Reproduce the listing verbatim.

─── ENTRIES SHOWN ───

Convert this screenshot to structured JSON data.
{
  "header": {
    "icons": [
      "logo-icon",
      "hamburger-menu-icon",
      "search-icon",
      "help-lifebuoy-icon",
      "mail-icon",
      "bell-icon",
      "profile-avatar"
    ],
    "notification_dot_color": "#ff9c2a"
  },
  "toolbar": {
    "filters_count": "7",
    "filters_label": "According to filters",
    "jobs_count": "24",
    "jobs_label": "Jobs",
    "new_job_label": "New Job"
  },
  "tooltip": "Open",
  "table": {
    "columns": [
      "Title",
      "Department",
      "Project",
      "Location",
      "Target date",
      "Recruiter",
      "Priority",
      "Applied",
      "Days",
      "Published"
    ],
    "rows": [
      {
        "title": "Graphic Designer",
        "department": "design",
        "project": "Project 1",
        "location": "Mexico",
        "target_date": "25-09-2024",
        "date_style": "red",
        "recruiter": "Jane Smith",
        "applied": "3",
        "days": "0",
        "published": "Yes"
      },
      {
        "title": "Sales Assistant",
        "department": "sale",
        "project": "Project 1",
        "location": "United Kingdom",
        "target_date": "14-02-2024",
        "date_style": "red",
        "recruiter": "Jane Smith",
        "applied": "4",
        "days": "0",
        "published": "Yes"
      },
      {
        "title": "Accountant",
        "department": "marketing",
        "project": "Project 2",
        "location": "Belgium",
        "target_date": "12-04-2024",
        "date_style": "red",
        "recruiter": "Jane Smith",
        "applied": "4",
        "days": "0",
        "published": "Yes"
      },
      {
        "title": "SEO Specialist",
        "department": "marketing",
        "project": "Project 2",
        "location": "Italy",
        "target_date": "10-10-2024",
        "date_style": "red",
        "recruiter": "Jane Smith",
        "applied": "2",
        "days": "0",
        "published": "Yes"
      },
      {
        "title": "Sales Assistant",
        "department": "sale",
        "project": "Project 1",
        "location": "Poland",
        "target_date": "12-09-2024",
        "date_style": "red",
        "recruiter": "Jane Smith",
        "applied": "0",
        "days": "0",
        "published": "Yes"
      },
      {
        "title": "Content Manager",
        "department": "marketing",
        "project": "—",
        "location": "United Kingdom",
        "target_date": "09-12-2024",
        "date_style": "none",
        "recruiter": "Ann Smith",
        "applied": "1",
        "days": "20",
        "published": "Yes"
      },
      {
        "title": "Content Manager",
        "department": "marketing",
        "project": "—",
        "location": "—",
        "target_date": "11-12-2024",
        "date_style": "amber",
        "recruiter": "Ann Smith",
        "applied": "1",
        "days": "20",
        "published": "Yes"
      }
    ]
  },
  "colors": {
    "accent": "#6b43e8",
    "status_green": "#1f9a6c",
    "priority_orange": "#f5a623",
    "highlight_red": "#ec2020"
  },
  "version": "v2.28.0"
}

───

- [FULL OUTPUT]
Convert this screenshot to structured JSON data.
{
  "header": {
    "icons": [
      "logo-icon",
      "hamburger-menu-icon",
      "search-icon",
      "help-lifebuoy-icon",
      "mail-icon",
      "bell-icon",
      "profile-avatar"
    ],
    "notification_dot_color": "#ff9c2a"
  },
  "toolbar": {
    "filters_count": "7",
    "filters_label": "According to filters",
    "jobs_count": "24",
    "jobs_label": "Jobs",
    "new_job_label": "New Job"
  },
  "tooltip": "Open",
  "table": {
    "columns": [
      "Title",
      "Department",
      "Project",
      "Location",
      "Target date",
      "Recruiter",
      "Priority",
      "Applied",
      "Days",
      "Published"
    ],
    "rows": [
      {
        "title": "Graphic Designer",
        "department": "design",
        "project": "Project 1",
        "location": "Mexico",
        "target_date": "25-09-2024",
        "date_style": "red",
        "recruiter": "Jane Smith",
        "applied": "3",
        "days": "0",
        "published": "Yes"
      },
      {
        "title": "Sales Assistant",
        "department": "sale",
        "project": "Project 1",
        "location": "United Kingdom",
        "target_date": "14-02-2024",
        "date_style": "red",
        "recruiter": "Jane Smith",
        "applied": "4",
        "days": "0",
        "published": "Yes"
      },
      {
        "title": "Accountant",
        "department": "marketing",
        "project": "Project 2",
        "location": "Belgium",
        "target_date": "12-04-2024",
        "date_style": "red",
        "recruiter": "Jane Smith",
        "applied": "4",
        "days": "0",
        "published": "Yes"
      },
      {
        "title": "SEO Specialist",
        "department": "marketing",
        "project": "Project 2",
        "location": "Italy",
        "target_date": "10-10-2024",
        "date_style": "red",
        "recruiter": "Jane Smith",
        "applied": "2",
        "days": "0",
        "published": "Yes"
      },
      {
        "title": "Sales Assistant",
        "department": "sale",
        "project": "Project 1",
        "location": "Poland",
        "target_date": "12-09-2024",
        "date_style": "red",
        "recruiter": "Jane Smith",
        "applied": "0",
        "days": "0",
        "published": "Yes"
      },
      {
        "title": "Content Manager",
        "department": "marketing",
        "project": "—",
        "location": "United Kingdom",
        "target_date": "09-12-2024",
        "date_style": "none",
        "recruiter": "Ann Smith",
        "applied": "1",
        "days": "20",
        "published": "Yes"
      },
      {
        "title": "Content Manager",
        "department": "marketing",
        "project": "—",
        "location": "—",
        "target_date": "11-12-2024",
        "date_style": "amber",
        "recruiter": "Ann Smith",
        "applied": "1",
        "days": "20",
        "published": "Yes"
      }
    ]
  },
  "colors": {
    "accent": "#6b43e8",
    "status_green": "#1f9a6c",
    "priority_orange": "#f5a623",
    "highlight_red": "#ec2020"
  },
  "version": "v2.28.0"
}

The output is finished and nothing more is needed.